• [Exercise goal]: The listing below is to be output in its exact form.

• [Provided data]:
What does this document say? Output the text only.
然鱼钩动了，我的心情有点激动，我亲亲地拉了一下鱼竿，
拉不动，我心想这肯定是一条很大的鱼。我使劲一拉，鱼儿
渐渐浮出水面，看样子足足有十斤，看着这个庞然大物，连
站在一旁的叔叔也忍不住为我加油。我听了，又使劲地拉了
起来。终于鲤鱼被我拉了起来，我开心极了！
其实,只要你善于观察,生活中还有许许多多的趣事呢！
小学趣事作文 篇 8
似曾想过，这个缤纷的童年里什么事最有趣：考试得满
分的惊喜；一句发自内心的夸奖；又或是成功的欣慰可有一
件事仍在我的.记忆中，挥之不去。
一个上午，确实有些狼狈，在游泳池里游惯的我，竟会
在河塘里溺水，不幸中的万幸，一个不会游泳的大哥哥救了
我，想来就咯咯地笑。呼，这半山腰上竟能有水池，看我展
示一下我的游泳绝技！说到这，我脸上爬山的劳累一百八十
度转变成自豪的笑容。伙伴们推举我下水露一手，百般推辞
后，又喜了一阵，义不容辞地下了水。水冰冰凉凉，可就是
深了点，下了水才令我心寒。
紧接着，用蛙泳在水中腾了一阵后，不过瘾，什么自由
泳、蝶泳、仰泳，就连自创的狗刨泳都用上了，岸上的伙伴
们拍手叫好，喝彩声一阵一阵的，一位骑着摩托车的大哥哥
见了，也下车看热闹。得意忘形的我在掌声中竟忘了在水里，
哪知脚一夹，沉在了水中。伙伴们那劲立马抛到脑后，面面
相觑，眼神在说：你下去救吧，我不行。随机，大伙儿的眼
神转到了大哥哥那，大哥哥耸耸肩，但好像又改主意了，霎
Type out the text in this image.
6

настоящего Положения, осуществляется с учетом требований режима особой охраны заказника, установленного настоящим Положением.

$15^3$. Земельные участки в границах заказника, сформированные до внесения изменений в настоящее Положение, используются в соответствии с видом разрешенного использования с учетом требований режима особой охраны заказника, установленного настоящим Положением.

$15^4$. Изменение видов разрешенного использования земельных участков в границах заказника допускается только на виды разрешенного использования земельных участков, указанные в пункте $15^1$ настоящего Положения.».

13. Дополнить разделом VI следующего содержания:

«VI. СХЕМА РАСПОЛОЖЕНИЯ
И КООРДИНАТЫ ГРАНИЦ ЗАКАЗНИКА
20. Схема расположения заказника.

• [Full solution]:
What does this document say? Output the text only.
然鱼钩动了，我的心情有点激动，我亲亲地拉了一下鱼竿，
拉不动，我心想这肯定是一条很大的鱼。我使劲一拉，鱼儿
渐渐浮出水面，看样子足足有十斤，看着这个庞然大物，连
站在一旁的叔叔也忍不住为我加油。我听了，又使劲地拉了
起来。终于鲤鱼被我拉了起来，我开心极了！
其实,只要你善于观察,生活中还有许许多多的趣事呢！
小学趣事作文 篇 8
似曾想过，这个缤纷的童年里什么事最有趣：考试得满
分的惊喜；一句发自内心的夸奖；又或是成功的欣慰可有一
件事仍在我的.记忆中，挥之不去。
一个上午，确实有些狼狈，在游泳池里游惯的我，竟会
在河塘里溺水，不幸中的万幸，一个不会游泳的大哥哥救了
我，想来就咯咯地笑。呼，这半山腰上竟能有水池，看我展
示一下我的游泳绝技！说到这，我脸上爬山的劳累一百八十
度转变成自豪的笑容。伙伴们推举我下水露一手，百般推辞
后，又喜了一阵，义不容辞地下了水。水冰冰凉凉，可就是
深了点，下了水才令我心寒。
紧接着，用蛙泳在水中腾了一阵后，不过瘾，什么自由
泳、蝶泳、仰泳，就连自创的狗刨泳都用上了，岸上的伙伴
们拍手叫好，喝彩声一阵一阵的，一位骑着摩托车的大哥哥
见了，也下车看热闹。得意忘形的我在掌声中竟忘了在水里，
哪知脚一夹，沉在了水中。伙伴们那劲立马抛到脑后，面面
相觑，眼神在说：你下去救吧，我不行。随机，大伙儿的眼
神转到了大哥哥那，大哥哥耸耸肩，但好像又改主意了，霎
Type out the text in this image.
6

настоящего Положения, осуществляется с учетом требований режима особой охраны заказника, установленного настоящим Положением.

$15^3$. Земельные участки в границах заказника, сформированные до внесения изменений в настоящее Положение, используются в соответствии с видом разрешенного использования с учетом требований режима особой охраны заказника, установленного настоящим Положением.

$15^4$. Изменение видов разрешенного использования земельных участков в границах заказника допускается только на виды разрешенного использования земельных участков, указанные в пункте $15^1$ настоящего Положения.».

13. Дополнить разделом VI следующего содержания:

«VI. СХЕМА РАСПОЛОЖЕНИЯ
И КООРДИНАТЫ ГРАНИЦ ЗАКАЗНИКА
20. Схема расположения заказника.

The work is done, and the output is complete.